> **YOUR OBJECTIVE**: Pictures do not belong in your copy. Repeat all the other data exactly.

> **RECORDS FOR THE EXERCISE**:
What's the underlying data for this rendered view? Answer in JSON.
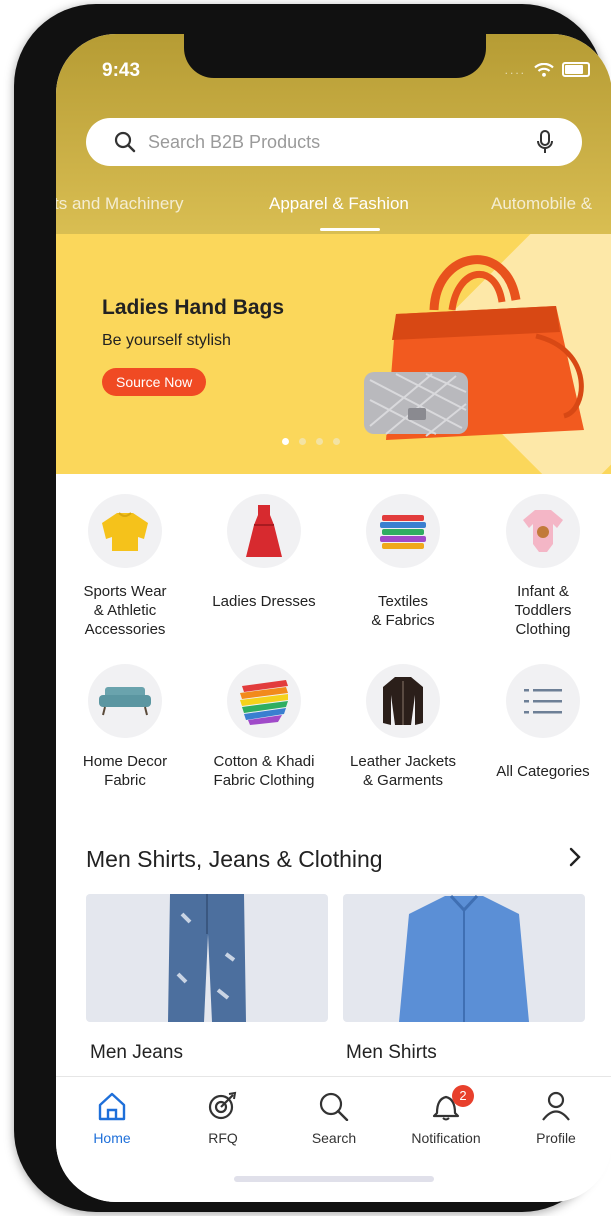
{
  "status_bar": {
    "time": "9:43",
    "signal": "....",
    "wifi_icon": "wifi-icon",
    "battery_icon": "battery-icon"
  },
  "search": {
    "placeholder": "Search B2B Products"
  },
  "category_tabs": [
    {
      "label": "ts and Machinery"
    },
    {
      "label": "Apparel & Fashion"
    },
    {
      "label": "Automobile &"
    }
  ],
  "banner": {
    "title": "Ladies Hand Bags",
    "subtitle": "Be yourself stylish",
    "cta": "Source Now",
    "page_count": 4,
    "active_page": 1
  },
  "categories": [
    {
      "label": "Sports Wear\n& Athletic\nAccessories",
      "icon": "sweater-icon"
    },
    {
      "label": "Ladies Dresses",
      "icon": "dress-icon"
    },
    {
      "label": "Textiles\n& Fabrics",
      "icon": "fabric-stack-icon"
    },
    {
      "label": "Infant &\nToddlers\nClothing",
      "icon": "onesie-icon"
    },
    {
      "label": "Home Decor\nFabric",
      "icon": "sofa-icon"
    },
    {
      "label": "Cotton & Khadi\nFabric Clothing",
      "icon": "colorful-fabric-icon"
    },
    {
      "label": "Leather Jackets\n& Garments",
      "icon": "jacket-icon"
    },
    {
      "label": "All Categories",
      "icon": "list-icon"
    }
  ],
  "section": {
    "title": "Men Shirts, Jeans & Clothing",
    "products": [
      {
        "label": "Men Jeans",
        "icon": "jeans-icon"
      },
      {
        "label": "Men Shirts",
        "icon": "shirt-icon"
      }
    ]
  },
  "tabbar": [
    {
      "label": "Home",
      "icon": "home-icon",
      "active": true
    },
    {
      "label": "RFQ",
      "icon": "rfq-target-icon"
    },
    {
      "label": "Search",
      "icon": "search-icon"
    },
    {
      "label": "Notification",
      "icon": "bell-icon",
      "badge": "2"
    },
    {
      "label": "Profile",
      "icon": "profile-icon"
    }
  ],
  "colors": {
    "accent": "#1e6fd9",
    "header": "#c9ae45",
    "banner": "#fbd75b",
    "cta": "#f04a23",
    "badge": "#e8402c"
  }
}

> **FINISHED ANSWER**:
What's the underlying data for this rendered view? Answer in JSON.
{
  "status_bar": {
    "time": "9:43",
    "signal": "....",
    "wifi_icon": "wifi-icon",
    "battery_icon": "battery-icon"
  },
  "search": {
    "placeholder": "Search B2B Products"
  },
  "category_tabs": [
    {
      "label": "ts and Machinery"
    },
    {
      "label": "Apparel & Fashion"
    },
    {
      "label": "Automobile &"
    }
  ],
  "banner": {
    "title": "Ladies Hand Bags",
    "subtitle": "Be yourself stylish",
    "cta": "Source Now",
    "page_count": 4,
    "active_page": 1
  },
  "categories": [
    {
      "label": "Sports Wear\n& Athletic\nAccessories",
      "icon": "sweater-icon"
    },
    {
      "label": "Ladies Dresses",
      "icon": "dress-icon"
    },
    {
      "label": "Textiles\n& Fabrics",
      "icon": "fabric-stack-icon"
    },
    {
      "label": "Infant &\nToddlers\nClothing",
      "icon": "onesie-icon"
    },
    {
      "label": "Home Decor\nFabric",
      "icon": "sofa-icon"
    },
    {
      "label": "Cotton & Khadi\nFabric Clothing",
      "icon": "colorful-fabric-icon"
    },
    {
      "label": "Leather Jackets\n& Garments",
      "icon": "jacket-icon"
    },
    {
      "label": "All Categories",
      "icon": "list-icon"
    }
  ],
  "section": {
    "title": "Men Shirts, Jeans & Clothing",
    "products": [
      {
        "label": "Men Jeans",
        "icon": "jeans-icon"
      },
      {
        "label": "Men Shirts",
        "icon": "shirt-icon"
      }
    ]
  },
  "tabbar": [
    {
      "label": "Home",
      "icon": "home-icon",
      "active": true
    },
    {
      "label": "RFQ",
      "icon": "rfq-target-icon"
    },
    {
      "label": "Search",
      "icon": "search-icon"
    },
    {
      "label": "Notification",
      "icon": "bell-icon",
      "badge": "2"
    },
    {
      "label": "Profile",
      "icon": "profile-icon"
    }
  ],
  "colors": {
    "accent": "#1e6fd9",
    "header": "#c9ae45",
    "banner": "#fbd75b",
    "cta": "#f04a23",
    "badge": "#e8402c"
  }
}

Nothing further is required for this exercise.